**WRITTEN INSTRUCTION 1**
Locate each line in the records below that contains the string "interactable", matching case exactly, and copy those lines.

**TEXT SEGMENT**
Start using this module

  • r10k or Code Manager
  • Bolt
  • Manual installation
  • Direct download

Add this module to your Puppetfile:

mod 'nwaller-mailman', '0.1.0'
Learn more about managing modules with a Puppetfile

Add this module to your Bolt project:

bolt module add nwaller-mailman
Learn more about using this module with an existing project

Manually install this module globally with Puppet module tool:

puppet module install nwaller-mailman --version 0.1.0

Direct download is not typically how you would use a Puppet module to manage your infrastructure, but you may want to download the module in order to inspect the code.

Download

Documentation

nwaller/mailman — version 0.1.0 Oct 6th 2013

puppet-mailman

Table of Contents

  1. Overview
  2. Module Description - What the module does and why it is useful
  3. Quick Start
  4. Usage - Configuration options and additional functionality
  5. Limitations

Overview

The Mailman module installs and configures Mailman, the GNU mailing list manager.

Module Description

The Mailman module is used to setup the Mailman mailing list manager on servers running either RedHat or Debian-based distributions of Linux.

Customizing this module to work with your environment is quick and easy. This module includes simple helper classes to configure Apache and Postfix, but you can skip either of them if you need a more customized environment.

**INFORMATION SHOWN**

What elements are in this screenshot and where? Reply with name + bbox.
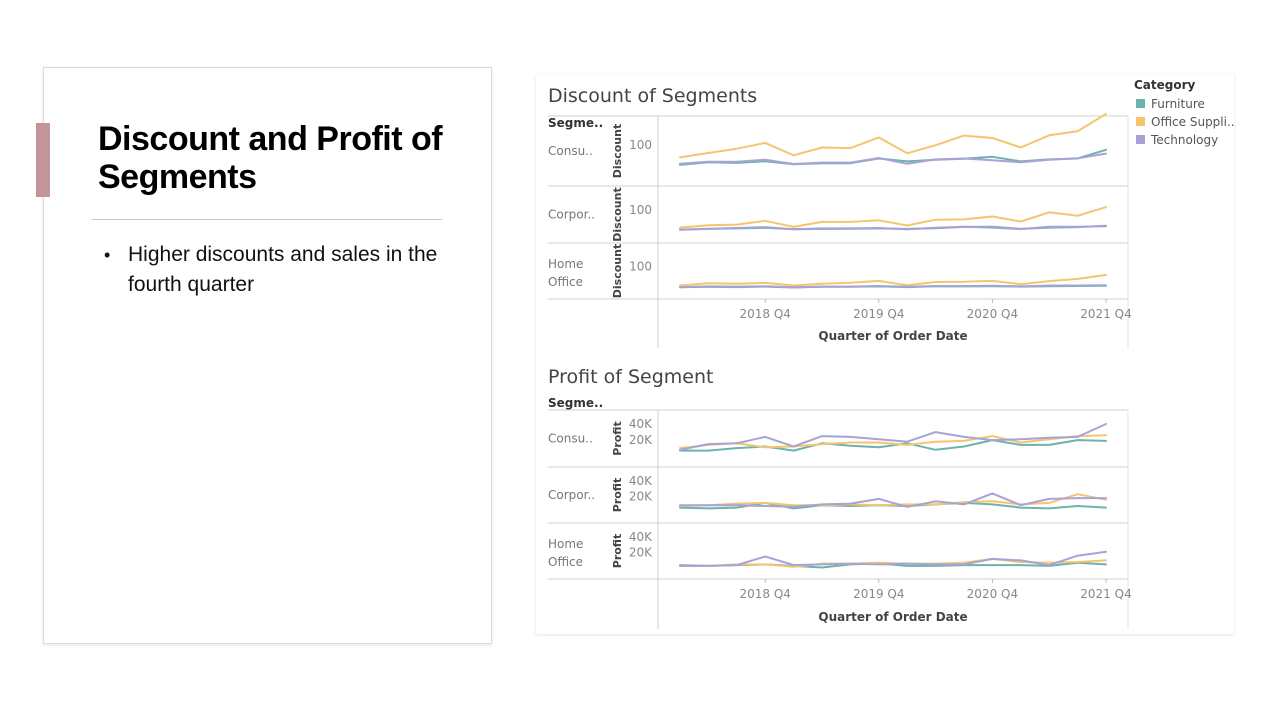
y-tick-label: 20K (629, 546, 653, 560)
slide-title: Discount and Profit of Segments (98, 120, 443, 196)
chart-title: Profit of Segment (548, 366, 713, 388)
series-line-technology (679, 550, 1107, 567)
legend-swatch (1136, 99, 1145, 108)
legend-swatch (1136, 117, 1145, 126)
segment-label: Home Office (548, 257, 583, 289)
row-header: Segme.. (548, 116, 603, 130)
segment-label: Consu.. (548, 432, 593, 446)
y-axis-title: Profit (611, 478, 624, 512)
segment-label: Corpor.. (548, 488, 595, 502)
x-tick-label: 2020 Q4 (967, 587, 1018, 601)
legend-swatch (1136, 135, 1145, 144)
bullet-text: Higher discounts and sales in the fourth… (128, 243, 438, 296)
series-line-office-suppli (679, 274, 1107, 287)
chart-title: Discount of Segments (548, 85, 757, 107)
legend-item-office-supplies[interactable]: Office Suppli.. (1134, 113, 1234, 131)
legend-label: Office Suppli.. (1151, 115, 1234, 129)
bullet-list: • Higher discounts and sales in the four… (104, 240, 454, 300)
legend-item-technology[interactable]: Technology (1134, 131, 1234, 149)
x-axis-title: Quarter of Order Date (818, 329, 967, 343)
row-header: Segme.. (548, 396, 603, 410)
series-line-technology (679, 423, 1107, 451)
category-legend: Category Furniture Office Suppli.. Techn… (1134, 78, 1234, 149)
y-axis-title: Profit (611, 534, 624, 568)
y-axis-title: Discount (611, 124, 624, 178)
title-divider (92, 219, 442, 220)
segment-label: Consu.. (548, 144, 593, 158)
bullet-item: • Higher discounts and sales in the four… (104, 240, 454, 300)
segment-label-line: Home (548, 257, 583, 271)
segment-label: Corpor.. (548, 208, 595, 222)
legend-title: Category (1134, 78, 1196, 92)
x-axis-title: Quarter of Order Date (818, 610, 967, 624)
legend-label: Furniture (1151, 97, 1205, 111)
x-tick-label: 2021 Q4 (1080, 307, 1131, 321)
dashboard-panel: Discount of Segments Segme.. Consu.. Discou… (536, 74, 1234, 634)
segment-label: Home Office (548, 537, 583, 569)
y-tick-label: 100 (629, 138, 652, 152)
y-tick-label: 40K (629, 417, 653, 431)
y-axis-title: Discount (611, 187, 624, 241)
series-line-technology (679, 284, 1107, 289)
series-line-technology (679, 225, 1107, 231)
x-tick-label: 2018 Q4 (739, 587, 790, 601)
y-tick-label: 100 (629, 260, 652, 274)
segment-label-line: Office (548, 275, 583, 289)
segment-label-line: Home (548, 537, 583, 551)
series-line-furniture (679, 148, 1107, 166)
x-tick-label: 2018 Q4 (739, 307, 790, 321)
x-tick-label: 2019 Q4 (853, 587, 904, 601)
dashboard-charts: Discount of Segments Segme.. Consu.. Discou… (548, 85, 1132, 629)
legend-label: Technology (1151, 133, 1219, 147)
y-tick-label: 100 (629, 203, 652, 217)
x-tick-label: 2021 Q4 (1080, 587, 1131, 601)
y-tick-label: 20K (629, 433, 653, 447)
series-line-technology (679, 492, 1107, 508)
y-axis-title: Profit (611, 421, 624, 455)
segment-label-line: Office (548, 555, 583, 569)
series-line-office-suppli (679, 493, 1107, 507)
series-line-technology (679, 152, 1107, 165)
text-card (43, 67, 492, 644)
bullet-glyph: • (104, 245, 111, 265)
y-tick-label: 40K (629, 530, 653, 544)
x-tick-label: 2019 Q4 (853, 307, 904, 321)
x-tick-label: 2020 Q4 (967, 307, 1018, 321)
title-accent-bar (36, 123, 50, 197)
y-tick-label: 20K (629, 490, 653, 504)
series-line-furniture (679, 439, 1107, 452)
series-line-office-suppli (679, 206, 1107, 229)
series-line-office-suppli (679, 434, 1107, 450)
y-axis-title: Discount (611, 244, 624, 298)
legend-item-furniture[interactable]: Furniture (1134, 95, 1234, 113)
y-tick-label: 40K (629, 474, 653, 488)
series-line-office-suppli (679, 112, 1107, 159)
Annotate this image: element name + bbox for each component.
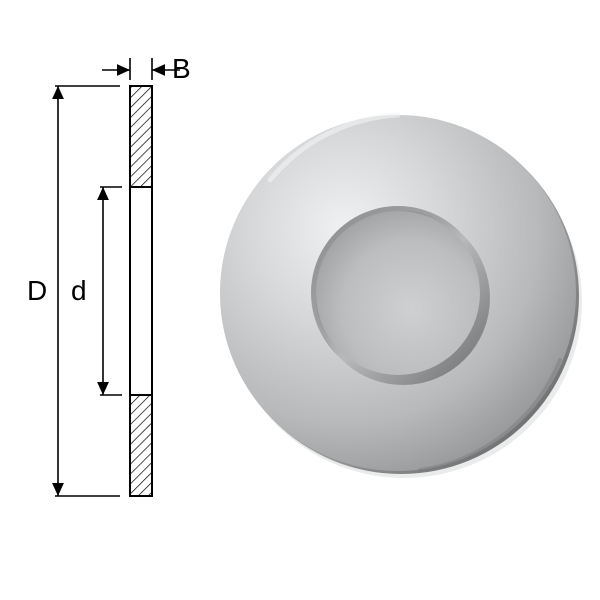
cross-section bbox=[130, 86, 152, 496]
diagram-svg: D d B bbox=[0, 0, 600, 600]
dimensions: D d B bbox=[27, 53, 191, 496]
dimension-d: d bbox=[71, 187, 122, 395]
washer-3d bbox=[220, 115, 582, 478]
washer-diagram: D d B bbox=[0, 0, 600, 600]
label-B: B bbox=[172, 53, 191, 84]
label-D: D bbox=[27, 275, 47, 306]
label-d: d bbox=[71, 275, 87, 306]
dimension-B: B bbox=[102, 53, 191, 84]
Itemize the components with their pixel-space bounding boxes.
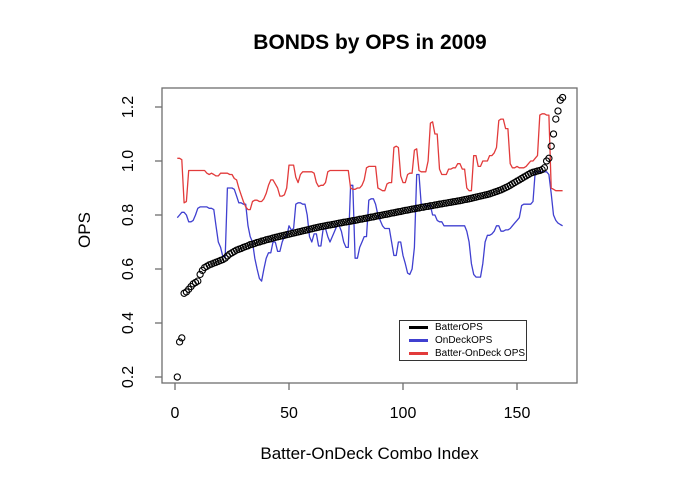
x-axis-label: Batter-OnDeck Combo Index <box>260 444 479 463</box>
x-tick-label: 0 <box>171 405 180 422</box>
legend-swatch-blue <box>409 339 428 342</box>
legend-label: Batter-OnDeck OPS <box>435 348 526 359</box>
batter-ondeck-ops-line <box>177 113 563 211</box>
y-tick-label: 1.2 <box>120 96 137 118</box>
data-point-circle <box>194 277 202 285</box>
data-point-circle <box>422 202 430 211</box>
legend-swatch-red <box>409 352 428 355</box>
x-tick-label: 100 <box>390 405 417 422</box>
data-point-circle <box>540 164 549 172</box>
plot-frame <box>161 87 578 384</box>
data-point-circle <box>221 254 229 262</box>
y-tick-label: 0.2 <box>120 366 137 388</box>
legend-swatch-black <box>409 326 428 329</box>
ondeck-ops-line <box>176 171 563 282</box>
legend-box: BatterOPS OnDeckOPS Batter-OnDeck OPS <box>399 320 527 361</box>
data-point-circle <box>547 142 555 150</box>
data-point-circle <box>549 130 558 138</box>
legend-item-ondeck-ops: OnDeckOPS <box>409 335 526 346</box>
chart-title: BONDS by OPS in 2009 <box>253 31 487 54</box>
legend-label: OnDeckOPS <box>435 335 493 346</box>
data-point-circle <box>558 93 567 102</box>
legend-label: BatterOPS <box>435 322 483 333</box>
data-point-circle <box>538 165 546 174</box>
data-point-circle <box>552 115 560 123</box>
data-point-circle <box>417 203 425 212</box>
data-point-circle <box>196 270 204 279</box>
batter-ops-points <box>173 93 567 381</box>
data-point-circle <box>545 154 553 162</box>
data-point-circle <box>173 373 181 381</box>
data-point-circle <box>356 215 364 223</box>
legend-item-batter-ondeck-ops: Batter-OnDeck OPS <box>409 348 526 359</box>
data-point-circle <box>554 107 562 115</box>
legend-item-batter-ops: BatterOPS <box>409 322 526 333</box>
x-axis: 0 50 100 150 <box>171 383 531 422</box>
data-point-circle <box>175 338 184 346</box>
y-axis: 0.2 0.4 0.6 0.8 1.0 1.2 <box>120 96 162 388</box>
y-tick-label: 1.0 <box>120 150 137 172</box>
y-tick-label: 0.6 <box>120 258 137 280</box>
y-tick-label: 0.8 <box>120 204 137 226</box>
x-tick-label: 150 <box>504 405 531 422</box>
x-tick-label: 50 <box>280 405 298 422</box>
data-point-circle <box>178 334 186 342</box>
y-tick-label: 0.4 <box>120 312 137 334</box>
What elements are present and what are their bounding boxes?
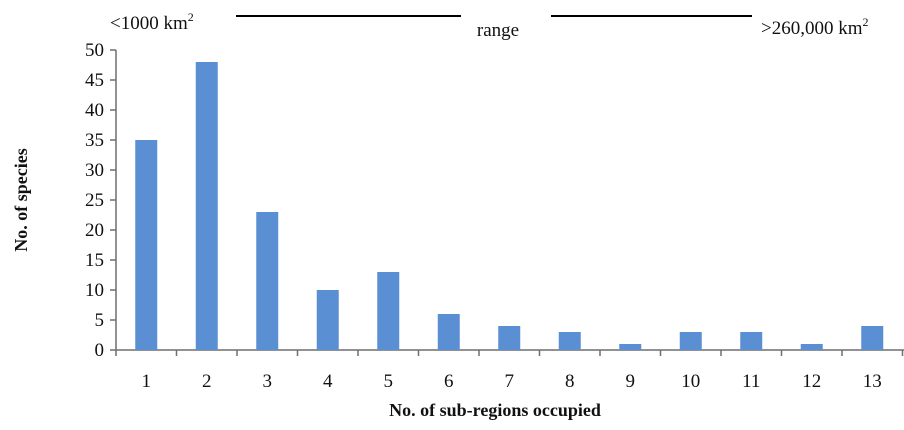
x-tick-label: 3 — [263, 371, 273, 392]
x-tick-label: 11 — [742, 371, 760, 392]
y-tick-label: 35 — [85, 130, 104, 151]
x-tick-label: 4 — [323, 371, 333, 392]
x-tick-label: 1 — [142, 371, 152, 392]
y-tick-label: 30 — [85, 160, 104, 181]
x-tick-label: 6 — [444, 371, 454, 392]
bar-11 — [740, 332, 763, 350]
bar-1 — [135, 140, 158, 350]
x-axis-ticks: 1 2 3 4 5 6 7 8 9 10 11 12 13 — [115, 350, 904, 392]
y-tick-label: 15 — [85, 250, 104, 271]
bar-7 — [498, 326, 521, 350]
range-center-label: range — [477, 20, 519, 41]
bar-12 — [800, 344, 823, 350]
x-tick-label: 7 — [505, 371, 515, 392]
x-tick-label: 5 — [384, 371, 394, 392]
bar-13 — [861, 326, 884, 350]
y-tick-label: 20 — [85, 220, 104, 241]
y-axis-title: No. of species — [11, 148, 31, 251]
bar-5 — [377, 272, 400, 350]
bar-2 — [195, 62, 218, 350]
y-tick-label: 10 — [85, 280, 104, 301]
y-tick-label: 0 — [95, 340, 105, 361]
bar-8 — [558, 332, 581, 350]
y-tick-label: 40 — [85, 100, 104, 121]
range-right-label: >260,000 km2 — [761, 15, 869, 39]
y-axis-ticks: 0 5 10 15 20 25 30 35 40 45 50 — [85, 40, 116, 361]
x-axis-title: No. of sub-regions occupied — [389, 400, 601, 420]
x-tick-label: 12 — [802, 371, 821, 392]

**WRITTEN INSTRUCTION 2**
According to the Mailman module page, what kinds of Linux distributions can the module set up Mailman on?

**WRITTEN SOLUTION 1**
legend-item-office-supplies[interactable]: Office Suppli.. (1134, 113, 1234, 131)
legend-item-technology[interactable]: Technology (1134, 131, 1234, 149)
legend-item-furniture[interactable]: Furniture (1134, 95, 1234, 113)

**WRITTEN SOLUTION 2**
RedHat or Debian-based distributions of Linux.